[Chart and figure data]

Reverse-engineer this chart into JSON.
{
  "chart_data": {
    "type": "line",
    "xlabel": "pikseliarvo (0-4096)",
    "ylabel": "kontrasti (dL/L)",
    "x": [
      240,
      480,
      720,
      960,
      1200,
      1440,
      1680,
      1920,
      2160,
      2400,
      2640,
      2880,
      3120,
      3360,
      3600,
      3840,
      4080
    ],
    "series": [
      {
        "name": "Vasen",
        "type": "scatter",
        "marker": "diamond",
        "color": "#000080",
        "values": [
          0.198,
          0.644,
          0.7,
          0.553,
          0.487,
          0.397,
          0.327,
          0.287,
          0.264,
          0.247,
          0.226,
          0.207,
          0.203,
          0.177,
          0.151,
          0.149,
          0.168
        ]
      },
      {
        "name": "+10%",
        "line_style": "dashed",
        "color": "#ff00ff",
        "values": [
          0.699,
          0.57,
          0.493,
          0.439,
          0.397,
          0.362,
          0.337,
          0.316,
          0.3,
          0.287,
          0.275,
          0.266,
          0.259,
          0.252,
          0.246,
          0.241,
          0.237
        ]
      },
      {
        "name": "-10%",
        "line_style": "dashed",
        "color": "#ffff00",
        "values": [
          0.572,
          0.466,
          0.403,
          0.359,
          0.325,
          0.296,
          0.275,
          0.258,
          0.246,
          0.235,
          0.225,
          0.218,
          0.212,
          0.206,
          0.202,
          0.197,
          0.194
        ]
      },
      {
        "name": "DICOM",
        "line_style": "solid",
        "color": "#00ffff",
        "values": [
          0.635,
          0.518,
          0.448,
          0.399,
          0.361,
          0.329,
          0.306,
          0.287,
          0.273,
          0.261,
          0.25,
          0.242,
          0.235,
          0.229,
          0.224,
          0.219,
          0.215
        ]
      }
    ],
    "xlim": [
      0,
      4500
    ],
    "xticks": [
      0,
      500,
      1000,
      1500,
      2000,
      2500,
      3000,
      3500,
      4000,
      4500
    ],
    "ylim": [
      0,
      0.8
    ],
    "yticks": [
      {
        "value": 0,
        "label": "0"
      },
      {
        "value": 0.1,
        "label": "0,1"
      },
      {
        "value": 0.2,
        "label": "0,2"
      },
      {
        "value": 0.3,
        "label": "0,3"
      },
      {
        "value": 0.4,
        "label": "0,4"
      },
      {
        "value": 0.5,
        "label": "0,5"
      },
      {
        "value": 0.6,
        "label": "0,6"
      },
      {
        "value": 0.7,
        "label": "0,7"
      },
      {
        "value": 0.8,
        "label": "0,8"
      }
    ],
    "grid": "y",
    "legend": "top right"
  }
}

==

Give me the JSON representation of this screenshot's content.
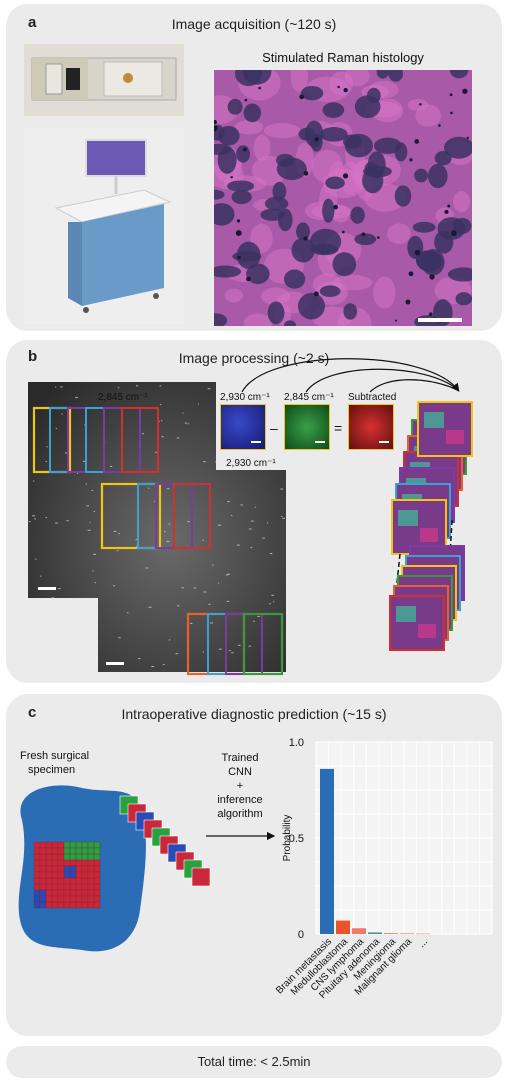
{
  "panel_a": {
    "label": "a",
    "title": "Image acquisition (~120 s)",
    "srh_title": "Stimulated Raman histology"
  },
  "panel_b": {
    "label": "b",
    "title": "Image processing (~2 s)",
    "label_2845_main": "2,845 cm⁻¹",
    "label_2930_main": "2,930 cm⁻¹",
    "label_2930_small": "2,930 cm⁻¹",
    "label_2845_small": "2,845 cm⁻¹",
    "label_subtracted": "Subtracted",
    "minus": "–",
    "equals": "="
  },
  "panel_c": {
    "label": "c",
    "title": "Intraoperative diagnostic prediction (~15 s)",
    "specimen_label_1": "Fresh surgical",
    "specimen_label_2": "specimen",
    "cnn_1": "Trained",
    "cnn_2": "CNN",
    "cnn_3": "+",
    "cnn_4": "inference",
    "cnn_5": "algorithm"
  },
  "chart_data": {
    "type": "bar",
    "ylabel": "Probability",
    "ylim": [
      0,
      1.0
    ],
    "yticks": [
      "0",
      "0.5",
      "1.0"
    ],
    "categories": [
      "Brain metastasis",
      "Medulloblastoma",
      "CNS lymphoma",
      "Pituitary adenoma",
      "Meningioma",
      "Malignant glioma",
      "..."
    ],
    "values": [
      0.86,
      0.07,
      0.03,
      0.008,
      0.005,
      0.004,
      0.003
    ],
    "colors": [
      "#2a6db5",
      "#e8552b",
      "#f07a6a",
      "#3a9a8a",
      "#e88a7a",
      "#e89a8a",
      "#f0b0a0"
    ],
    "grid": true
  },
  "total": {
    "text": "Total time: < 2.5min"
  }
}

» **What is needed**
Scan the data for the word "this" and copy every line where it shows up.

» **Output below**
Reverse-engineer this chart into JSON.
Give me the JSON representation of this screenshot's content.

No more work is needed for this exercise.